*Extrait source:*
De ces idées et de ces convictions, aidées des progrès que faisait la connaissance des langues, se développa tout naturellement la disposition à étudier avec plus de soin les lieux, les nationalités, les productions naturelles et les phénomènes de l’Orient, et à s’efforcer par ce moyen de se rendre présents ces vieux âges. Michaëlis voua à ces études toute la force de son talent et de sa science. Les descriptions de voyages devinrent un puissant moyen d’interprétation des Saintes Écritures, et des voyageurs modernes, auxquels on posa de nombreuses questions, durent, par les réponses qu’ils y firent, témoigner en faveur des prophètes et des apôtres.

Mais, tandis qu’on s’efforçait de tous côtés d’amener l’Écriture Sainte à une intuition naturelle et de rendre plus généralement intelligible la véritable manière de la comprendre et de se la représenter, pour écarter par cet examen historique et critique bien des objections, faire disparaître bien des incongruités, et rendre vaine toute raillerie insipide, des dispositions tout opposées se manifestèrent chez quelques hommes, qui choisirent pour objet de leurs méditations les livres de la Bible les plus obscurs et les plus mystérieux, et voulurent, sinon les éclaircir, du moins les confirmer par eux-mêmes, au moyen de conjectures, de calculs et d’autres combinaisons ingénieuses et singulières, et, en tant qu’ils renfermaient des prédictions, les établir par l’événement et justifier ainsi la croyance à ce qu’il faut attendre pour l’avenir. Le vénérable Bengel avait fait accueillir avec une faveur décidée ses travaux sur l’Apocalypse, parce qu’il était connu pour un homme éclairé, honnête, pieux et sans reproche. Les sentiments profonds ont besoin de vivre dans le passé comme dans l’avenir. Pour eux le train ordinaire du monde est insignifiant, s’ils ne vénèrent pas des prophéties développées dans la suite des temps jusqu’à l’époque présente, et des prédictions enveloppées dans l’avenir le plus proche comme le plus éloigné. De là résulte un ensemble qui manque à l’histoire, laquelle semble ne nous présenter qu’une fluctuation accidentelle dans un cercle nécessairement borné. Le docteur Crusius était de ceux à qui la partie prophétique de l’Écriture plaisait le plus, parce qu’elle met en jeu les deux facultés de l’esprit humain les plus opposées, savoir le sentiment et le discernement. Beaucoup de jeunes gens s’étaient voués à cette doctrine et formaient déjà une phalange imposante, qui fixait d’autant plus les regards, qu’Ernesti, avec ses disciples, menaçait non pas d’éclairer, mais de dissiper absolument les ténèbres dans lesquelles leurs adversaires se plaisaient. Il en résulta des querelles, des haines, des poursuites et bien des choses désagréables. Je m’attachai au parti de la lumière, et je cherchai à m’approprier ses principes et ses avantages, tout en me permettant de prédire que, par cette méthode d’exégèse, infiniment louable et intelligente, le fond poétique de ces livres serait perdu avec le fond prophétique.

*Tâches à réaliser:*
**a.** D'après l'extrait source, pourquoi les travaux de Bengel sur l'Apocalypse furent-ils accueillis avec une faveur décidée ?
**b.** Reproduisez à l'identique le passage de l'extrait source qui débute aux mots « De ces idées » et se termine après « et des apôtres. ».

*Données enregistrées:*
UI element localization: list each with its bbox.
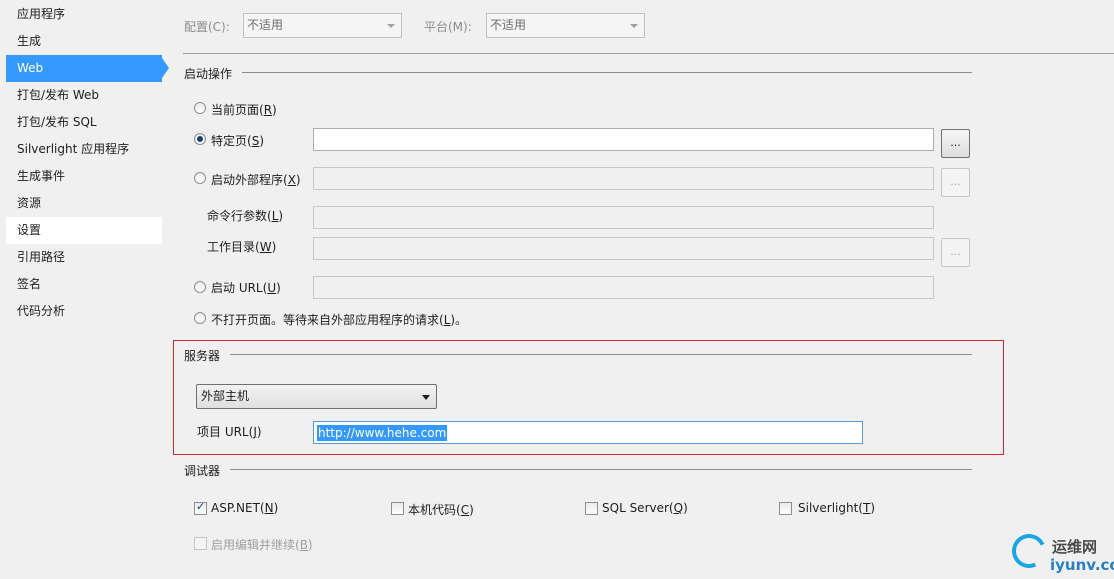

*Réponses par tâche:*
**a.** Parce qu'il était connu pour un homme éclairé, honnête, pieux et sans reproche.

**b.**
De ces idées et de ces convictions, aidées des progrès que faisait la connaissance des langues, se développa tout naturellement la disposition à étudier avec plus de soin les lieux, les nationalités, les productions naturelles et les phénomènes de l’Orient, et à s’efforcer par ce moyen de se rendre présents ces vieux âges. Michaëlis voua à ces études toute la force de son talent et de sa science. Les descriptions de voyages devinrent un puissant moyen d’interprétation des Saintes Écritures, et des voyageurs modernes, auxquels on posa de nombreuses questions, durent, par les réponses qu’ils y firent, témoigner en faveur des prophètes et des apôtres.